__Study text__:
▽
The group, known as, “ND 3D Printed Medical Masks” includes the blueprint files, discussion about where to donate materials, and suggestions to troubleshoot printing issues/errors.
Since the creation of the Facebook group, the members of the community have freely offered their 3D printer expertise, their time, and their own financial resources in order to create the face shields.
Co-creator Jeremy Almond’s wife, Crystal Safran Almond has served as one of the spokespersons for the Facebook group; she kindly shared their some perspective on their work:
Our Facebook group was created for local level support. We’ve had people from all over the country reaching out to see if we can help supply their community as well.
The group has received requests from across the country for shield shipments; unfortunately they are not equipped to provide the volume of material that would be required for such an effort.
These are individuals -motivated members of a community- that are now working around the clock to help save the lives of those trying to save lives. They are using the simple resources they have, & combining them with their own time & money to make a difference.
We CAN make a difference.
That’s exactly why the Minot group has freely shared their operations publicly- they hope to inspire other locals to see that they too can help their community hospitals.
Crystal hopes that other towns across America will follow their group’s example:
what we can do, is give other communities the idea and tools to do the same for their communities. We would love to see this same community effort be spread throughout the country and world!
If we can do it here in Minot, North Dakota, we know other communities can do it, too!
And they are doing it; as of April 5, 2020, they have already received 243 masks and 15 shields that are ready to be delivered to Trinity Hospital. More are being processed, and more 3D printer owners are volunteering daily to be a part of this noble effort.
Our medical community deserves protection as its members selflessly devote their days to saving others during this pandemic. While it’s easy to feel overwhelmed & paralyzed by the obstacles, here’s a way that many people CAN help.
If you have 3D printer skills or know those that do, you have the potential to protect the lives of the doctors & nurses in your own community.
On behalf of Minot’s 3D printing Facebook group, Crystal Almond shared some of the guidelines that the Minor community has found helpful in their 3D PPE production.
Contact your local hospital first, to establish precisely what materials are needed.
There are proper channels to follow; it’s not beneficial to make a huge quantity of masks, only to find out that they’re not acceptable. Ideally, one individual should serve as a liaison in order to avoid a large volume of people calling with offers.
It’s critical to obtain hospital prototype approval & shipment procedure.
Each hospital handles their sanitation process differently; Crystal explains that in the case of their own group:
an epidemiologist vetted the design and are they are creating proper usage, handling and sanitations protocols.
Once you obtain approval, reach out to your local community for resources.
You don’t have to have 3D printer expertise in order to help. You can provide your most valuable resources -your time & your money- to aid those that DO have that knowledge.
The Billing clinic website provides the blueprints that have currently proven to be the most effective design.
Thanks to the efforts of Dusty Richardson, Spenser Zaugg & Colton Zaugg, 3D printed PPE material can be found HERE.
It’s easy to feel overwhelmed and even paralyzed by the sheer volume of bad news & desperation that seem to surround the Covid-19 pandemic.
But in the midst of those feelings, our country’s medical professionals are on the front lines, protecting all of us.
Crystal Almond’s explanation of Minot’s motivation is both humble and empowering:
We are, by no means, experts in any of this. We are simply people stuck at home willing to help out our community in need.
Let the efforts of one small North Dakota community be an example to ALL of us that every small effort can make a difference.
△
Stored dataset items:
▽
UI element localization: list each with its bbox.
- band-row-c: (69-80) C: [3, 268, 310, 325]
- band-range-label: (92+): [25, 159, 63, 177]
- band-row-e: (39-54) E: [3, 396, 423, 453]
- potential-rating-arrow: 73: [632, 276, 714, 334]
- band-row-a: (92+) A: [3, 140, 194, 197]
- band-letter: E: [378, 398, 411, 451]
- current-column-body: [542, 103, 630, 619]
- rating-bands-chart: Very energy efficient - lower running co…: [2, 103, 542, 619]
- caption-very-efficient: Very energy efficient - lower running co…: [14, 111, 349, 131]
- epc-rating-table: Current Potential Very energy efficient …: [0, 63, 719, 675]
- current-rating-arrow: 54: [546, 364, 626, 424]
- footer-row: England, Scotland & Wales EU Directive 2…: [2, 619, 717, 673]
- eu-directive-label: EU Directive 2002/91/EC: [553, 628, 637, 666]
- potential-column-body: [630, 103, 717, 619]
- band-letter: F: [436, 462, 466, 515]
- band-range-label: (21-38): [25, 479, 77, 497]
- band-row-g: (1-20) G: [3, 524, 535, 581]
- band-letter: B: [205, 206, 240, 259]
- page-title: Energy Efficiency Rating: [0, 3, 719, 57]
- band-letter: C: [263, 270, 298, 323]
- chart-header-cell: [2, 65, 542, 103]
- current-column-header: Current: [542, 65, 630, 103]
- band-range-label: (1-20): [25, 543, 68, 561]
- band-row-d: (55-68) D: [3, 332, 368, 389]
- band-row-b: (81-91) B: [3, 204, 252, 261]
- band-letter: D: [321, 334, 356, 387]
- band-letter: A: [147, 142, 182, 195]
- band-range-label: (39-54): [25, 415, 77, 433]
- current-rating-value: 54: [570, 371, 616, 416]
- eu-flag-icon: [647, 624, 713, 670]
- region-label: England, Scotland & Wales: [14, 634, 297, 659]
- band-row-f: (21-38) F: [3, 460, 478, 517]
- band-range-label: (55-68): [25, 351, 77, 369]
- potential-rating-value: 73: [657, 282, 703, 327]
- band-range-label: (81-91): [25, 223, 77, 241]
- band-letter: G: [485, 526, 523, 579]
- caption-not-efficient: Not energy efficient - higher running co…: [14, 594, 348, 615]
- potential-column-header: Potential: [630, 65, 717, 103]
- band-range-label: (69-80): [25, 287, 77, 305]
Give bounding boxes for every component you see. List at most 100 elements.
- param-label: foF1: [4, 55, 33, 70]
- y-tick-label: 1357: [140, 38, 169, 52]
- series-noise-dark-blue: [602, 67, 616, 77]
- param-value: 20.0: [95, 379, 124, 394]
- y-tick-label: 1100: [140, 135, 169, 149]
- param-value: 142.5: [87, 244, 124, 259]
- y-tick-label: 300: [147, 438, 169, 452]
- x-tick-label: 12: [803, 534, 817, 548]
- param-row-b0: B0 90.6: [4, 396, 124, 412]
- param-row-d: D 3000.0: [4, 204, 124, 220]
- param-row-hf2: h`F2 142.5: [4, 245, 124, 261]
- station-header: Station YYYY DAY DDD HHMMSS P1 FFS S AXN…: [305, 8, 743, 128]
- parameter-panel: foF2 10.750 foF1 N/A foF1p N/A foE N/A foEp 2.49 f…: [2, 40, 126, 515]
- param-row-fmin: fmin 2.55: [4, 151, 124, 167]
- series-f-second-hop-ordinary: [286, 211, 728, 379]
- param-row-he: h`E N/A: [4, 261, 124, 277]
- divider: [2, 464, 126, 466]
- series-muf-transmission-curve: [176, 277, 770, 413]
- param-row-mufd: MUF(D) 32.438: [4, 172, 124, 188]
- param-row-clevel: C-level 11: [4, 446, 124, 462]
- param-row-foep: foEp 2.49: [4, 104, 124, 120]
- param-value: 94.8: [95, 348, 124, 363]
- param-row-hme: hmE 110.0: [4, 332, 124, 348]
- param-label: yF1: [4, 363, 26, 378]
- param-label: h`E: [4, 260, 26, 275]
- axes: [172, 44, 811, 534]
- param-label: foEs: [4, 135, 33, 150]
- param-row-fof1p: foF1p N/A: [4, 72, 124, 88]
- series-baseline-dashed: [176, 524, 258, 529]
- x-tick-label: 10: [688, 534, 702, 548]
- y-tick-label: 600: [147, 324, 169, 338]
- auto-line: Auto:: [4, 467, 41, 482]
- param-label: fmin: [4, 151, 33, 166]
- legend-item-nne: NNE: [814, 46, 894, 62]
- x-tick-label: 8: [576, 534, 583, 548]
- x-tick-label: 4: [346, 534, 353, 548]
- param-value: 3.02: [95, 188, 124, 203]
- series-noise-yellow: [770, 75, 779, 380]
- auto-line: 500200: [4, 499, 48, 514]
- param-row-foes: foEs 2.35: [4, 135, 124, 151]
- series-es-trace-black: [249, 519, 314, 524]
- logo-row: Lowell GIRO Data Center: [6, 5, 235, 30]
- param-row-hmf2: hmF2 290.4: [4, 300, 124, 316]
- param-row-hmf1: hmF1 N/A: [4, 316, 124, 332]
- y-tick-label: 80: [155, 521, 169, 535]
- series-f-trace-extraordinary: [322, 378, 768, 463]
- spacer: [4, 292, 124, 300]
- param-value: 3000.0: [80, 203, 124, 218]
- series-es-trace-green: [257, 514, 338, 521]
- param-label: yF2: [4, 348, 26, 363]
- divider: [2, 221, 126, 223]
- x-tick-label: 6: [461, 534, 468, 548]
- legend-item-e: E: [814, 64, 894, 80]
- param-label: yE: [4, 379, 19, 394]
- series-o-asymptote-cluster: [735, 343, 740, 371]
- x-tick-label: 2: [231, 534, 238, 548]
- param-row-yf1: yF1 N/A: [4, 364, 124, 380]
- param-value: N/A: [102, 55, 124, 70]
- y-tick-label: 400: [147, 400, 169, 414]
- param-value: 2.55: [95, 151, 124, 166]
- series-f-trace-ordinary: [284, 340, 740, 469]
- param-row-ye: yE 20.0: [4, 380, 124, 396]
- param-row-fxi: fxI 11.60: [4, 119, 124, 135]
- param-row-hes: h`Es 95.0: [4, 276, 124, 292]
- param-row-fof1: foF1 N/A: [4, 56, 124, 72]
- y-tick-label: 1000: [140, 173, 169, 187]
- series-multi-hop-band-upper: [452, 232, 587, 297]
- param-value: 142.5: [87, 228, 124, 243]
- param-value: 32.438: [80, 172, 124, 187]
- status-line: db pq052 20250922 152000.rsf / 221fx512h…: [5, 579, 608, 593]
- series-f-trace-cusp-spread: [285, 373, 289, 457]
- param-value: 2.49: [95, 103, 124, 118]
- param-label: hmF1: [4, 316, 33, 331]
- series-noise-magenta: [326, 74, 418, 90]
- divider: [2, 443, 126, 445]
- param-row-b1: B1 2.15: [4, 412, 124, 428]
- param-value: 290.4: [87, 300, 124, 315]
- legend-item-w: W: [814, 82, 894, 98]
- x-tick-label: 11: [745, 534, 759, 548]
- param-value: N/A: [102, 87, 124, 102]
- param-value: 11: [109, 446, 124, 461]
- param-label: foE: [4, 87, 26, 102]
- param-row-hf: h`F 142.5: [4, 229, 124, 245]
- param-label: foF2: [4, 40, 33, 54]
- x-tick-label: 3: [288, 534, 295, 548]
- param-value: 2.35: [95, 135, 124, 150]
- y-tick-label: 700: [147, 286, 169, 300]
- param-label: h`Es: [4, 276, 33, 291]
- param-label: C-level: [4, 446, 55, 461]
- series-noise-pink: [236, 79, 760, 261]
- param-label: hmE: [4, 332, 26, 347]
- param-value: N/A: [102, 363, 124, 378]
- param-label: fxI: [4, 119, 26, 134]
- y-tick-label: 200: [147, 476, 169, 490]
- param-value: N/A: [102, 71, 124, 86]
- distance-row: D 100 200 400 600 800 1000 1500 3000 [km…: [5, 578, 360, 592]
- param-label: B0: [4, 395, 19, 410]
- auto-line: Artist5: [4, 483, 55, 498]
△
__Exercise requirements__: In the text about Minot's 3D-printed mask and face shield effort, list every person mentioned by name.

__Answer section__:
- Jeremy Almond
- Crystal Safran Almond
- Dusty Richardson
- Spenser Zaugg
- Colton Zaugg